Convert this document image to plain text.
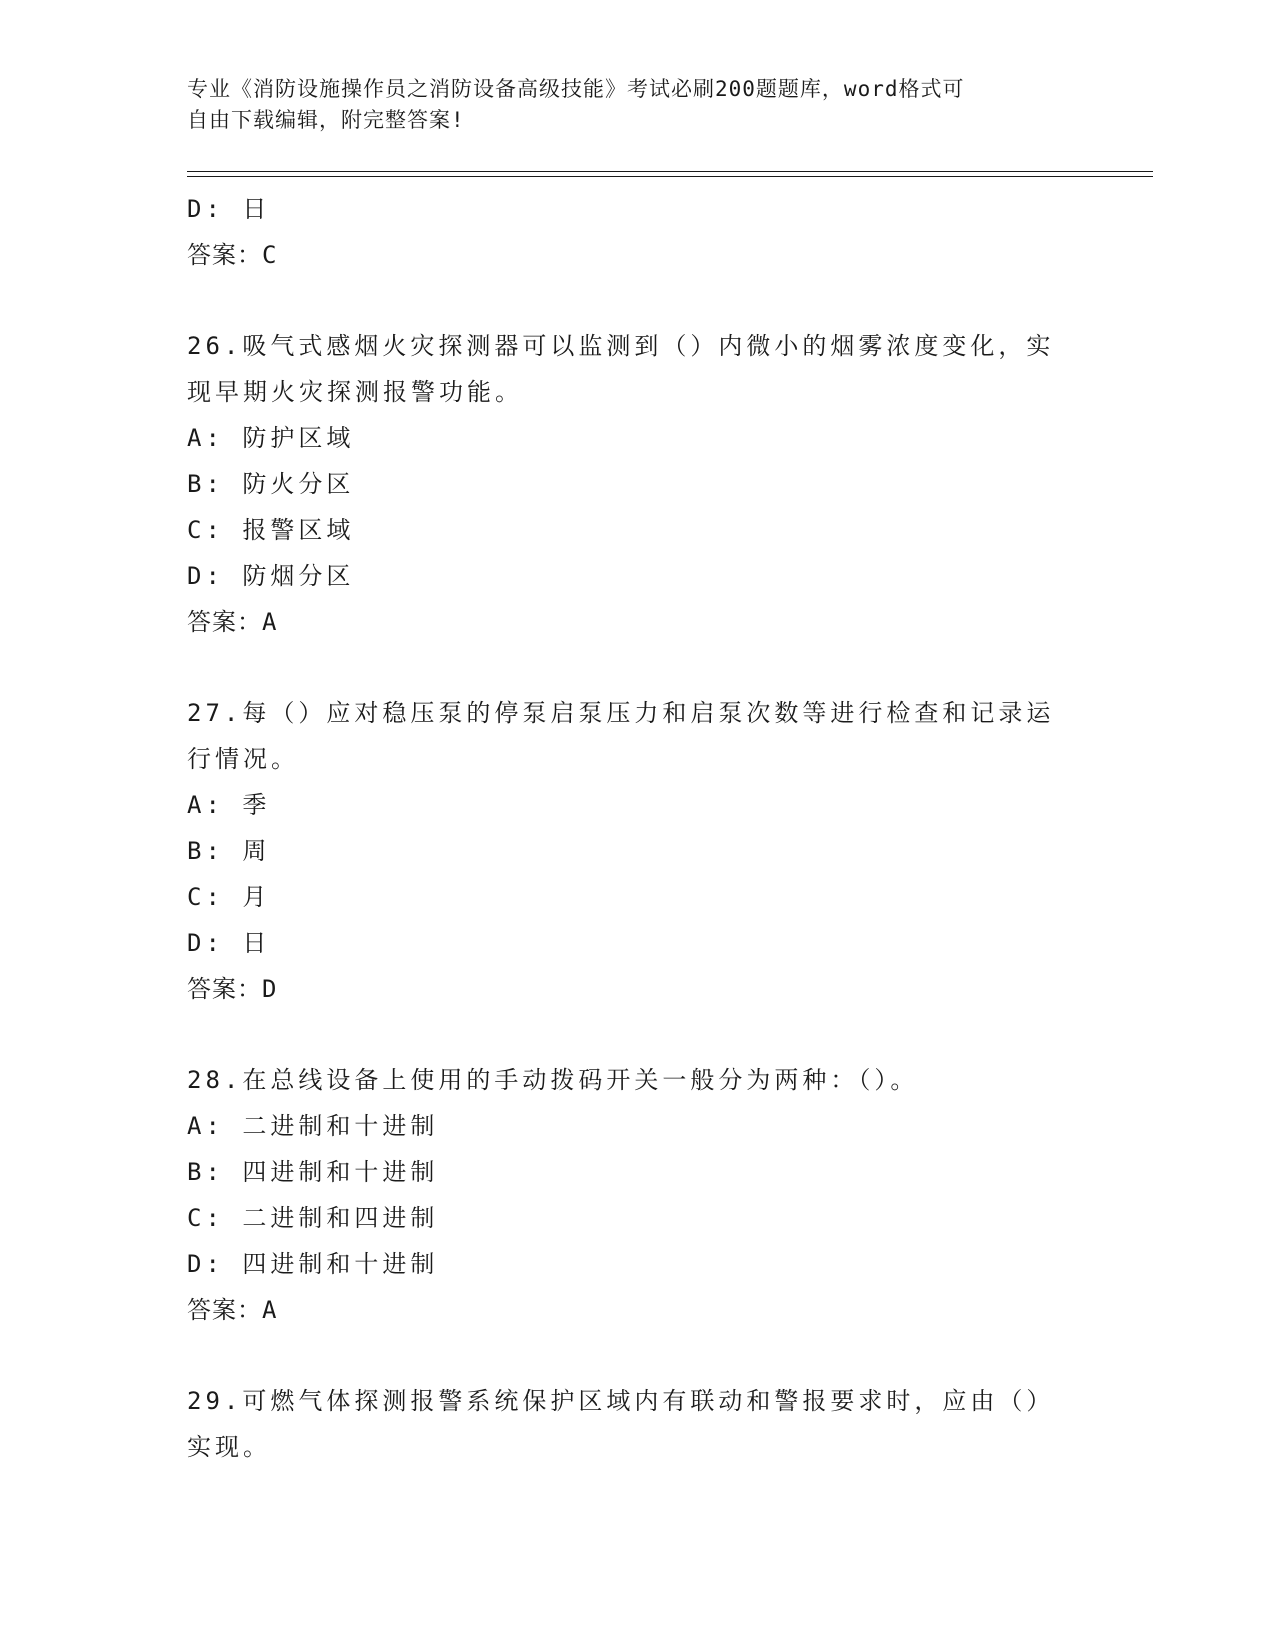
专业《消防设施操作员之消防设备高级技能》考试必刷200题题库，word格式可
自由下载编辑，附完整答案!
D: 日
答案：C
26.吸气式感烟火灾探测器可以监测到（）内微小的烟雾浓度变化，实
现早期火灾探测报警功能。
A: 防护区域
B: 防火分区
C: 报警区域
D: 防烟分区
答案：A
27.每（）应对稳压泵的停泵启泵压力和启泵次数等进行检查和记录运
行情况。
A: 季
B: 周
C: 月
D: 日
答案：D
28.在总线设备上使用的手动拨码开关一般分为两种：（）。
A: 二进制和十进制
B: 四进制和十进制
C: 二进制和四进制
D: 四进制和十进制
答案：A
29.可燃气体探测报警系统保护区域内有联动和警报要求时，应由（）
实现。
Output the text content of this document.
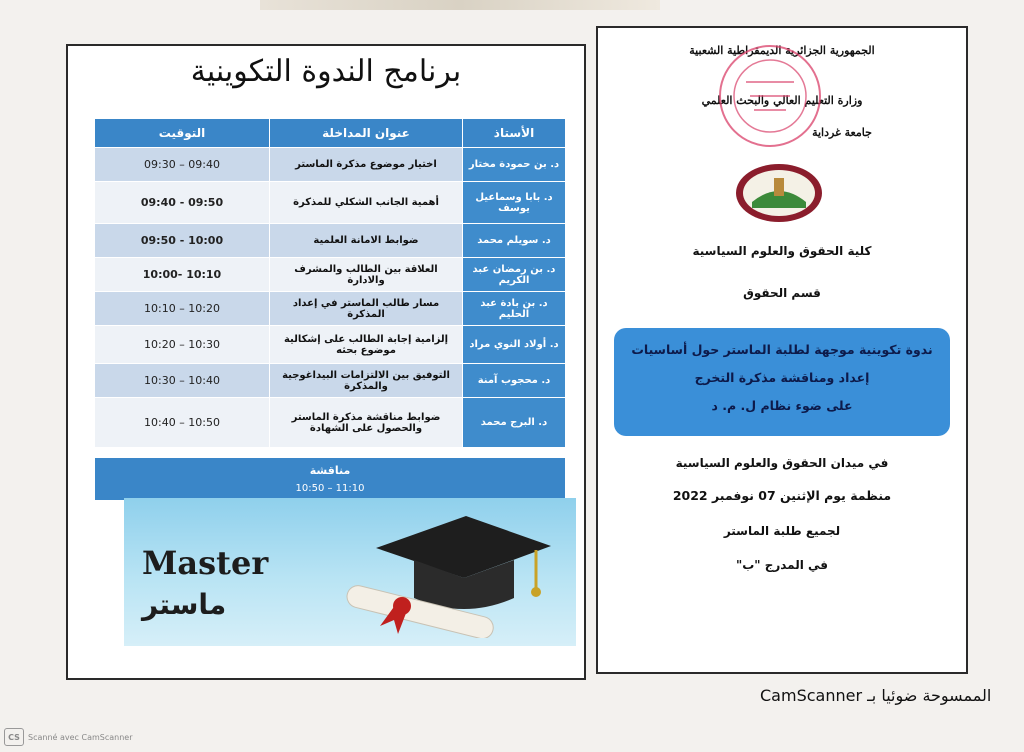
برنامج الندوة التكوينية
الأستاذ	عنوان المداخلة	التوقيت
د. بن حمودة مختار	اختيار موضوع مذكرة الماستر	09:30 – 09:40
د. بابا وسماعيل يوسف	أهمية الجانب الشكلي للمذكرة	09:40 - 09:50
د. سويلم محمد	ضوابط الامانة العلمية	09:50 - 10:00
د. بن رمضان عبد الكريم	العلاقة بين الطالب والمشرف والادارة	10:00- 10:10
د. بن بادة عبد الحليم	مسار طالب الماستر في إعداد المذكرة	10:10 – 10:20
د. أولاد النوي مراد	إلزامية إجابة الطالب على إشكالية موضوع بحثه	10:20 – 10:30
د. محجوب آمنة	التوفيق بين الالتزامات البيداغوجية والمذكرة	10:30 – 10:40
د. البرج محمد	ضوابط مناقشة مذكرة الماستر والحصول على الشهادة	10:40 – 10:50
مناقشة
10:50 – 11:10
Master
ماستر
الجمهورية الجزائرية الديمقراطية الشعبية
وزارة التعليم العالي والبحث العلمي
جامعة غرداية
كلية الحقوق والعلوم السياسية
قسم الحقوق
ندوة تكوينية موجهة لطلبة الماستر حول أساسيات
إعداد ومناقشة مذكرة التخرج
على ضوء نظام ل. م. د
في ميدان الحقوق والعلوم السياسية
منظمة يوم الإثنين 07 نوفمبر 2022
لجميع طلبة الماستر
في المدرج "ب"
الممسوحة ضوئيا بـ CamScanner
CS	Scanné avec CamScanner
========================================================================
## The task
Take only the line containing "Output the text content of this document." and every line after it to the end of the entries, and copy them exactly, pictures excluded.

## Task response
Output the text content of this document.
برنامج الندوة التكوينية
الأستاذ	عنوان المداخلة	التوقيت
د. بن حمودة مختار	اختيار موضوع مذكرة الماستر	09:30 – 09:40
د. بابا وسماعيل يوسف	أهمية الجانب الشكلي للمذكرة	09:40 - 09:50
د. سويلم محمد	ضوابط الامانة العلمية	09:50 - 10:00
د. بن رمضان عبد الكريم	العلاقة بين الطالب والمشرف والادارة	10:00- 10:10
د. بن بادة عبد الحليم	مسار طالب الماستر في إعداد المذكرة	10:10 – 10:20
د. أولاد النوي مراد	إلزامية إجابة الطالب على إشكالية موضوع بحثه	10:20 – 10:30
د. محجوب آمنة	التوفيق بين الالتزامات البيداغوجية والمذكرة	10:30 – 10:40
د. البرج محمد	ضوابط مناقشة مذكرة الماستر والحصول على الشهادة	10:40 – 10:50
مناقشة
10:50 – 11:10
Master
ماستر
الجمهورية الجزائرية الديمقراطية الشعبية
وزارة التعليم العالي والبحث العلمي
جامعة غرداية
كلية الحقوق والعلوم السياسية
قسم الحقوق
ندوة تكوينية موجهة لطلبة الماستر حول أساسيات
إعداد ومناقشة مذكرة التخرج
على ضوء نظام ل. م. د
في ميدان الحقوق والعلوم السياسية
منظمة يوم الإثنين 07 نوفمبر 2022
لجميع طلبة الماستر
في المدرج "ب"
الممسوحة ضوئيا بـ CamScanner
CS	Scanné avec CamScanner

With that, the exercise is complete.